Task requirements >> Pull out each line of the data that includes the word "Institute".

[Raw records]
-- BEGIN --
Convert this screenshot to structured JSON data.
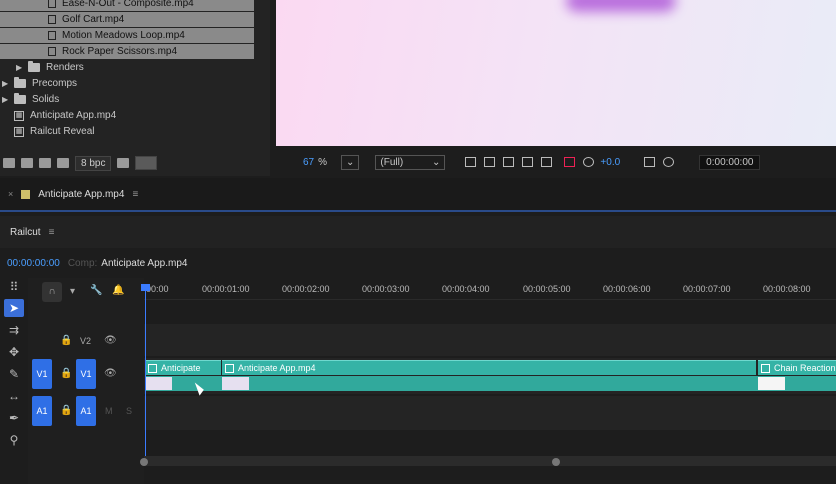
{
  "project": {
    "files": [
      {
        "label": "Ease-N-Out - Composite.mp4"
      },
      {
        "label": "Golf Cart.mp4"
      },
      {
        "label": "Motion Meadows Loop.mp4"
      },
      {
        "label": "Rock Paper Scissors.mp4"
      }
    ],
    "folders": [
      {
        "label": "Renders"
      },
      {
        "label": "Precomps"
      },
      {
        "label": "Solids"
      }
    ],
    "items": [
      {
        "label": "Anticipate App.mp4"
      },
      {
        "label": "Railcut Reveal"
      }
    ],
    "bit_depth": "8 bpc"
  },
  "viewer": {
    "zoom": "67",
    "zoom_unit": "%",
    "resolution": "(Full)",
    "exposure": "+0.0",
    "timecode": "0:00:00:00"
  },
  "comp_tab": {
    "title": "Anticipate App.mp4"
  },
  "timeline": {
    "panel_title": "Railcut",
    "timecode": "00:00:00:00",
    "comp_prefix": "Comp:",
    "comp_name": "Anticipate App.mp4",
    "ruler_ticks": [
      "00:00",
      "00:00:01:00",
      "00:00:02:00",
      "00:00:03:00",
      "00:00:04:00",
      "00:00:05:00",
      "00:00:06:00",
      "00:00:07:00",
      "00:00:08:00"
    ],
    "tracks": {
      "v2": "V2",
      "v1": "V1",
      "a1": "A1",
      "mute": "M",
      "solo": "S"
    },
    "clips": [
      {
        "label": "Anticipate"
      },
      {
        "label": "Anticipate App.mp4"
      },
      {
        "label": "Chain Reaction"
      }
    ]
  },
  "colors": {
    "accent": "#3b6fd9",
    "clip": "#35b3a6",
    "timecode": "#4a9eff"
  }
}
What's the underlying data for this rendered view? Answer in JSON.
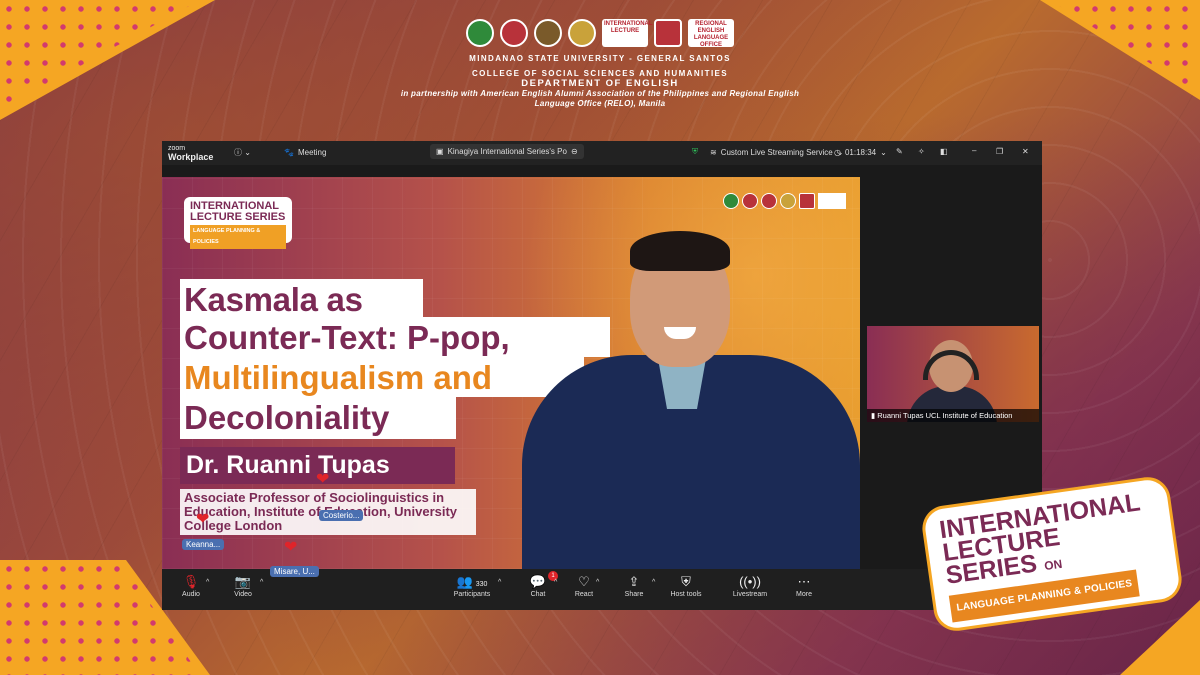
{
  "header": {
    "logos": [
      "university-seal",
      "college-seal",
      "department-seal",
      "seal-4",
      "international-lecture-logo",
      "relo-logo",
      "regional-english-language-office-logo"
    ],
    "line1": "MINDANAO STATE UNIVERSITY - GENERAL SANTOS",
    "line2": "COLLEGE OF SOCIAL SCIENCES AND HUMANITIES",
    "line3": "DEPARTMENT OF ENGLISH",
    "partnership": "in partnership with American English Alumni Association of the Philippines and Regional English Language Office (RELO), Manila",
    "logo_text_ils": "INTERNATIONAL LECTURE",
    "logo_text_relo": "REGIONAL ENGLISH LANGUAGE OFFICE"
  },
  "zoom": {
    "brand_top": "zoom",
    "brand_bottom": "Workplace",
    "meeting_tab": "Meeting",
    "share_tab": "Kinagiya International Series's Po",
    "streaming": "Custom Live Streaming Service",
    "timer": "01:18:34"
  },
  "slide": {
    "badge_line1": "INTERNATIONAL",
    "badge_line2": "LECTURE SERIES",
    "badge_sub": "LANGUAGE PLANNING & POLICIES",
    "title_line1": "Kasmala as",
    "title_line2": "Counter-Text: P-pop,",
    "title_line3": "Multilingualism and",
    "title_line4": "Decoloniality",
    "speaker": "Dr. Ruanni Tupas",
    "affiliation": "Associate Professor of Sociolinguistics in Education, Institute of Education, University College London"
  },
  "reactions": [
    {
      "name": "Costerio..."
    },
    {
      "name": "Keanna..."
    },
    {
      "name": "Misare, U..."
    }
  ],
  "thumbnail": {
    "label": "Ruanni Tupas UCL Institute of Education"
  },
  "controls": {
    "audio": "Audio",
    "video": "Video",
    "participants": "Participants",
    "participants_count": "330",
    "chat": "Chat",
    "chat_badge": "1",
    "react": "React",
    "share": "Share",
    "host_tools": "Host tools",
    "livestream": "Livestream",
    "more": "More"
  },
  "overlay_badge": {
    "line1": "INTERNATIONAL",
    "line2": "LECTURE SERIES",
    "on": "ON",
    "sub": "LANGUAGE PLANNING & POLICIES"
  },
  "colors": {
    "brand_purple": "#7b2a55",
    "brand_orange": "#f5a623",
    "zoom_dark": "#1f1f1f",
    "reaction_red": "#e0242a"
  }
}
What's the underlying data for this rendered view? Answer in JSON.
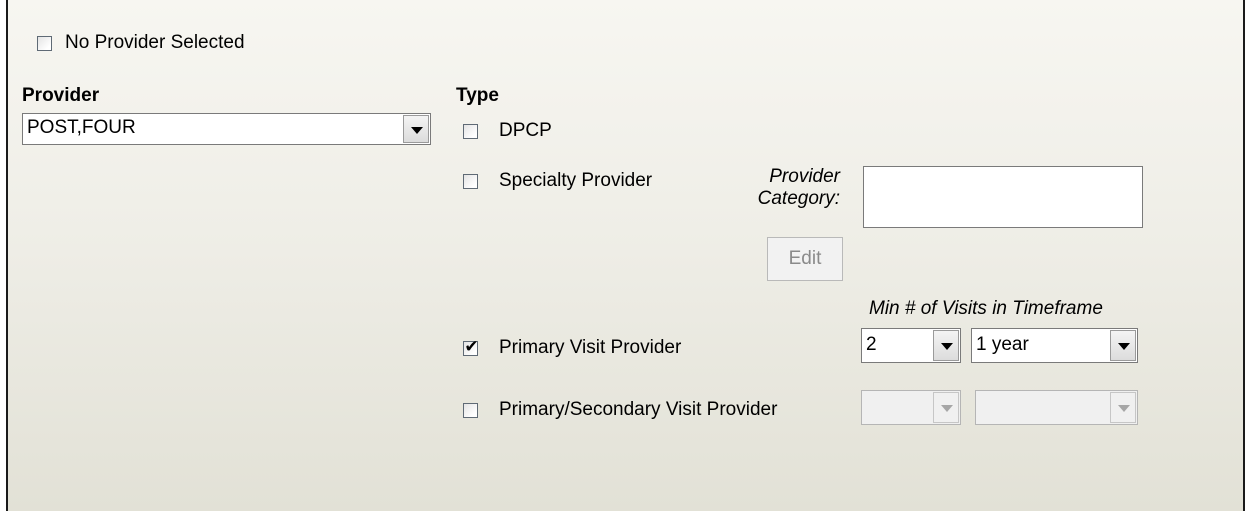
{
  "no_provider": {
    "label": "No Provider Selected",
    "checked": false
  },
  "provider": {
    "heading": "Provider",
    "selected": "POST,FOUR"
  },
  "type": {
    "heading": "Type",
    "dpcp": {
      "label": "DPCP",
      "checked": false
    },
    "specialty": {
      "label": "Specialty Provider",
      "checked": false
    },
    "category_label_line1": "Provider",
    "category_label_line2": "Category:",
    "category_value": "",
    "edit_label": "Edit",
    "min_visits_heading": "Min # of Visits in Timeframe",
    "primary_visit": {
      "label": "Primary Visit Provider",
      "checked": true,
      "check_glyph": "✔",
      "visits": "2",
      "timeframe": "1 year"
    },
    "primary_secondary": {
      "label": "Primary/Secondary Visit Provider",
      "checked": false,
      "visits": "",
      "timeframe": ""
    }
  }
}
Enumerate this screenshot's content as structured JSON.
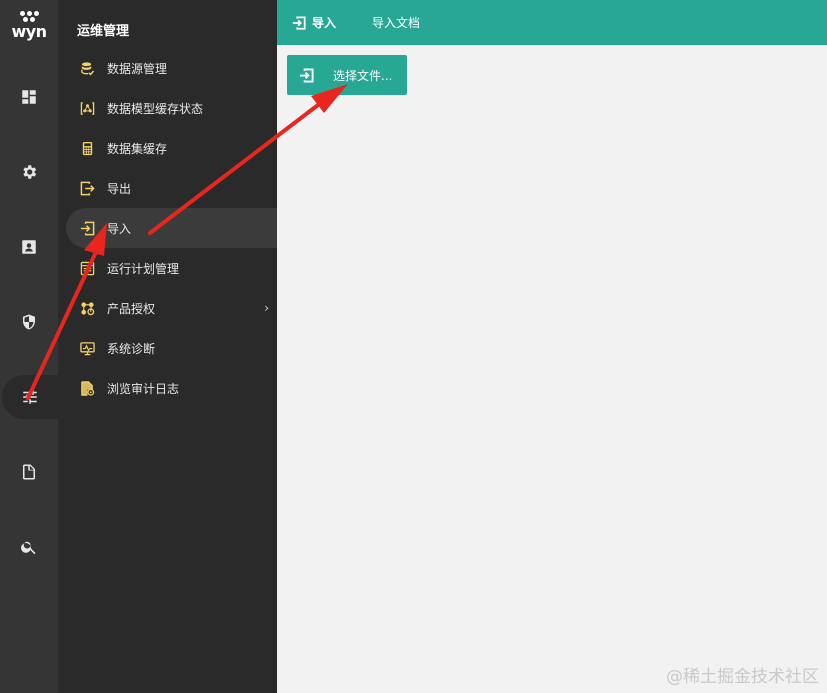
{
  "logo": {
    "text": "wyn"
  },
  "rail": {
    "items": [
      {
        "icon": "dashboard-icon"
      },
      {
        "icon": "gear-icon"
      },
      {
        "icon": "contact-card-icon"
      },
      {
        "icon": "shield-icon"
      },
      {
        "icon": "sliders-icon",
        "active": true
      },
      {
        "icon": "document-icon"
      },
      {
        "icon": "search-icon"
      }
    ]
  },
  "submenu": {
    "title": "运维管理",
    "items": [
      {
        "label": "数据源管理",
        "icon": "database-icon"
      },
      {
        "label": "数据模型缓存状态",
        "icon": "model-cache-icon"
      },
      {
        "label": "数据集缓存",
        "icon": "calculator-icon"
      },
      {
        "label": "导出",
        "icon": "export-icon"
      },
      {
        "label": "导入",
        "icon": "import-icon",
        "active": true
      },
      {
        "label": "运行计划管理",
        "icon": "schedule-icon"
      },
      {
        "label": "产品授权",
        "icon": "license-icon",
        "has_submenu": true
      },
      {
        "label": "系统诊断",
        "icon": "monitor-icon"
      },
      {
        "label": "浏览审计日志",
        "icon": "audit-log-icon"
      }
    ]
  },
  "topbar": {
    "tabs": [
      {
        "label": "导入",
        "active": true
      },
      {
        "label": "导入文档"
      }
    ]
  },
  "main": {
    "select_file_button": "选择文件..."
  },
  "watermark": "@稀土掘金技术社区",
  "colors": {
    "accent": "#27a895",
    "rail_bg": "#353535",
    "submenu_bg": "#2a2a2a",
    "menu_icon": "#f2d16b",
    "annotation_arrow": "#e8261f"
  }
}
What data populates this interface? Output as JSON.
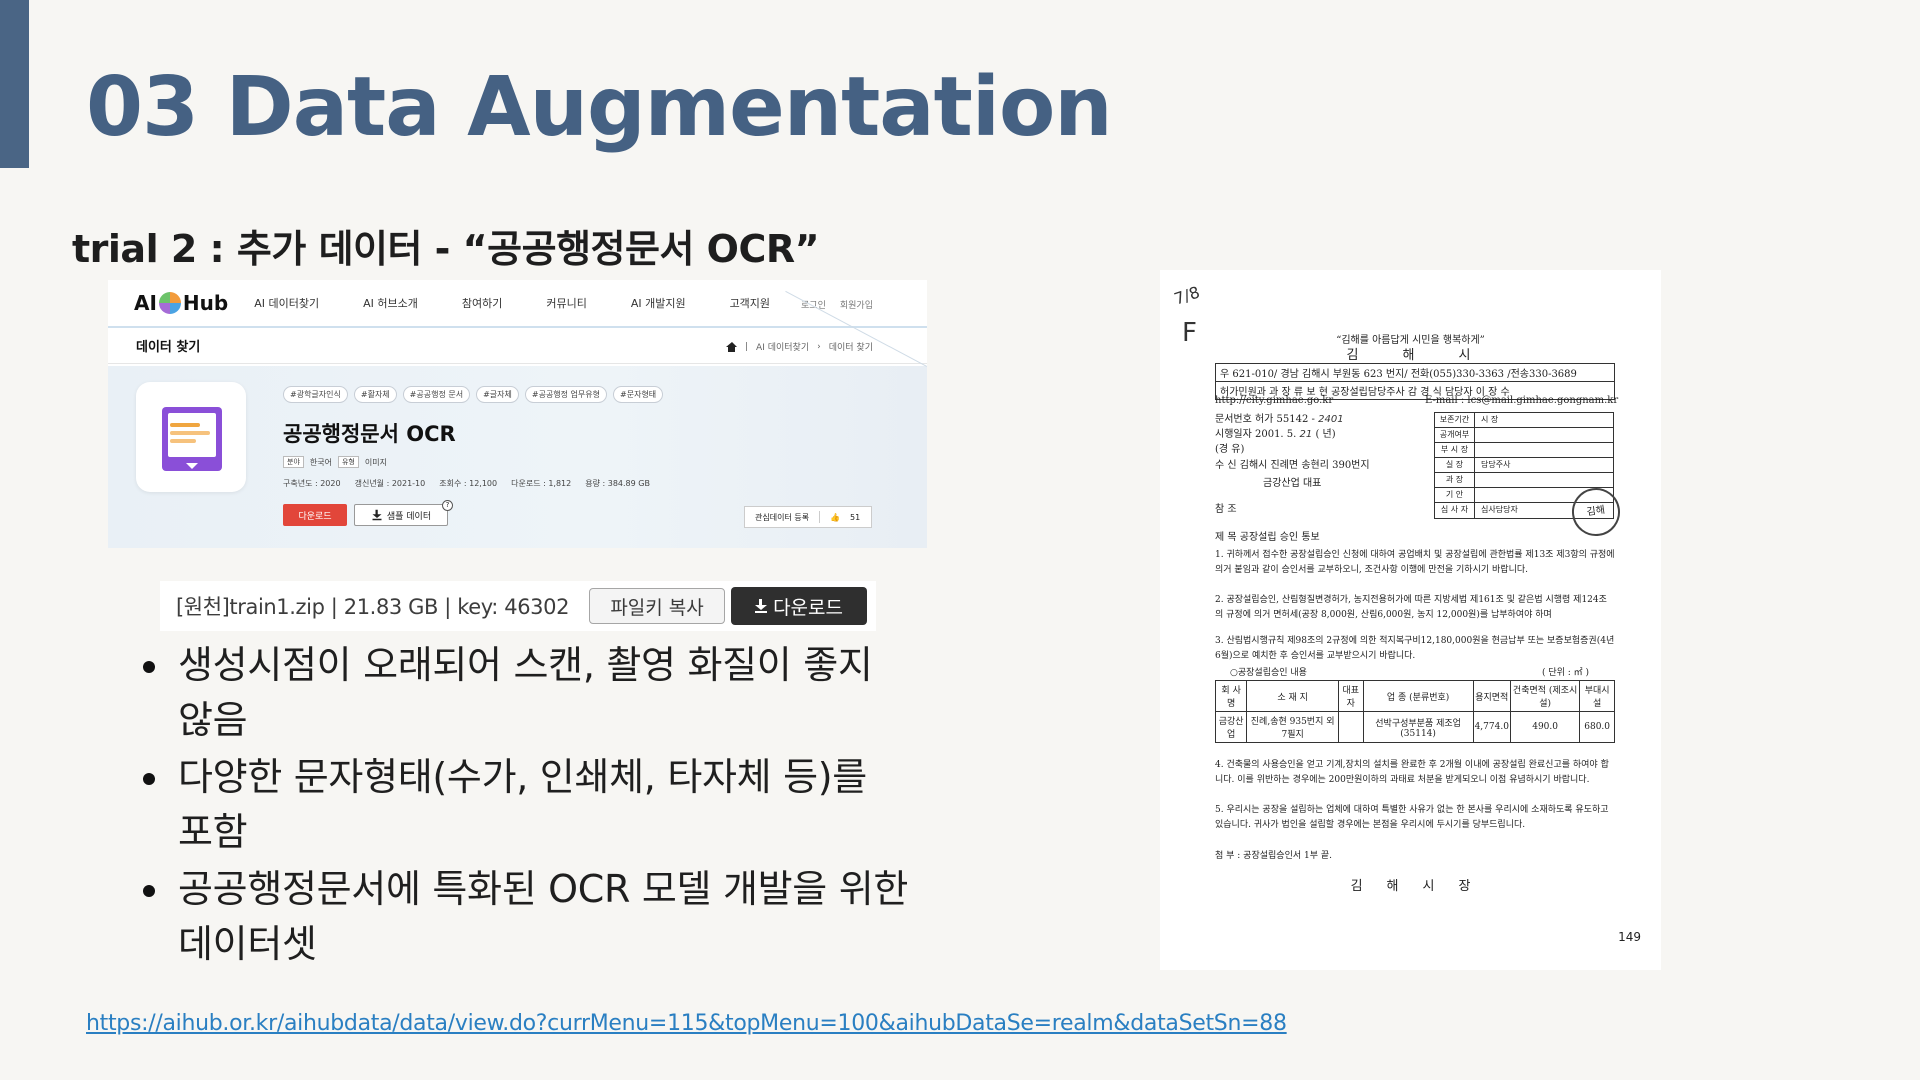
{
  "slide": {
    "title": "03 Data Augmentation",
    "subtitle": "trial 2 : 추가 데이터 - “공공행정문서 OCR”",
    "accent_color": "#4a6585"
  },
  "aihub": {
    "logo_left": "AI",
    "logo_right": "Hub",
    "nav": [
      "AI 데이터찾기",
      "AI 허브소개",
      "참여하기",
      "커뮤니티",
      "AI 개발지원",
      "고객지원"
    ],
    "login": "로그인",
    "signup": "회원가입",
    "section_title": "데이터 찾기",
    "breadcrumb": [
      "AI 데이터찾기",
      "데이터 찾기"
    ],
    "tags": [
      "#광학글자인식",
      "#활자체",
      "#공공행정 문서",
      "#글자체",
      "#공공행정 업무유형",
      "#문자형태"
    ],
    "dataset_title": "공공행정문서 OCR",
    "meta": {
      "field_label": "분야",
      "field_value": "한국어",
      "type_label": "유형",
      "type_value": "이미지",
      "build_year": "구축년도 : 2020",
      "updated": "갱신년월 : 2021-10",
      "views": "조회수 : 12,100",
      "downloads": "다운로드 : 1,812",
      "size": "용량 : 384.89 GB"
    },
    "download_btn": "다운로드",
    "sample_btn": "샘플 데이터",
    "help_mark": "?",
    "favorite_btn": "관심데이터 등록",
    "like_count": "51",
    "brand_color": "#e2463a"
  },
  "download_bar": {
    "file_info": "[원천]train1.zip | 21.83 GB | key: 46302",
    "copy_btn": "파일키 복사",
    "download_btn": "다운로드"
  },
  "bullets": [
    "생성시점이 오래되어 스캔, 촬영 화질이 좋지 않음",
    "다양한 문자형태(수가, 인쇄체, 타자체 등)를 포함",
    "공공행정문서에 특화된 OCR 모델 개발을 위한 데이터셋"
  ],
  "source_url": "https://aihub.or.kr/aihubdata/data/view.do?currMenu=115&topMenu=100&aihubDataSe=realm&dataSetSn=88",
  "scan": {
    "handwriting_1": "7/8",
    "handwriting_2": "F",
    "slogan": "“김해를 아름답게 시민을 행복하게”",
    "city": "김해시",
    "header_1": "우 621-010/ 경남 김해시 부원동 623 번지/ 전화(055)330-3363 /전송330-3689",
    "header_2": "허가민원과 과 장 류 보 현 공장설립담당주사 감 경 식 담당자 이 장 수",
    "homepage": "http://city.gimhae.go.kr",
    "email": "E-mail : lcs@mail.gimhae.gongnam.kr",
    "doc_no": "문서번호 허가 55142 -",
    "doc_no_hw": "2401",
    "date": "시행일자 2001. 5.",
    "date_hw": "21",
    "date_suffix": "( 년)",
    "reason": "(경 유)",
    "recipient": "수 신 김해시 진례면 송현리 390번지",
    "recipient_2": "금강산업 대표",
    "ref": "참 조",
    "subject": "제 목 공장설립 승인 통보",
    "approval": [
      {
        "k": "보존기간",
        "v": "시 장"
      },
      {
        "k": "공개여부",
        "v": ""
      },
      {
        "k": "부 시 장",
        "v": ""
      },
      {
        "k": "실 장",
        "v": "담당주사"
      },
      {
        "k": "과 장",
        "v": ""
      },
      {
        "k": "기 안",
        "v": ""
      },
      {
        "k": "심 사 자",
        "v": "심사담당자"
      }
    ],
    "stamp": "김해",
    "para_1": "1. 귀하께서 접수한 공장설립승인 신청에 대하여 공업배치 및 공장설립에 관한법률 제13조 제3항의 규정에 의거 붙임과 같이 승인서를 교부하오니, 조건사항 이행에 만전을 기하시기 바랍니다.",
    "para_2": "2. 공장설립승인, 산림형질변경허가, 농지전용허가에 따른 지방세법 제161조 및 같은법 시행령 제124조의 규정에 의거 면허세(공장 8,000원, 산림6,000원, 농지 12,000원)를 납부하여야 하며",
    "para_3": "3. 산림법시행규칙 제98조의 2규정에 의한 적지복구비12,180,000원을 현금납부 또는 보증보험증권(4년 6월)으로 예치한 후 승인서를 교부받으시기 바랍니다.",
    "table_caption": "○공장설립승인 내용",
    "table_unit": "( 단위 : ㎡ )",
    "table_headers": [
      "회 사 명",
      "소 재 지",
      "대표자",
      "업 종 (분류번호)",
      "용지면적",
      "건축면적 (제조시설)",
      "부대시설"
    ],
    "table_row": [
      "금강산업",
      "진례,송현 935번지 외7필지",
      "",
      "선박구성부분품 제조업 (35114)",
      "4,774.0",
      "490.0",
      "680.0"
    ],
    "para_4": "4. 건축물의 사용승인을 얻고 기계,장치의 설치를 완료한 후 2개월 이내에 공장설립 완료신고를 하여야 합니다. 이를 위반하는 경우에는 200만원이하의 과태료 처분을 받게되오니 이점 유념하시기 바랍니다.",
    "para_5": "5. 우리시는 공장을 설립하는 업체에 대하여 특별한 사유가 없는 한 본사를 우리시에 소재하도록 유도하고 있습니다. 귀사가 법인을 설립할 경우에는 본점을 우리시에 두시기를 당부드립니다.",
    "attachment": "첨 부 : 공장설립승인서 1부 끝.",
    "mayor": "김해시장",
    "page_no": "149"
  }
}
-- END --
Task result >>
    "affiliation": "Associate Professor of Sociolinguistics in Education, Institute of Education, University College London"
    "label": "Ruanni Tupas UCL Institute of Education"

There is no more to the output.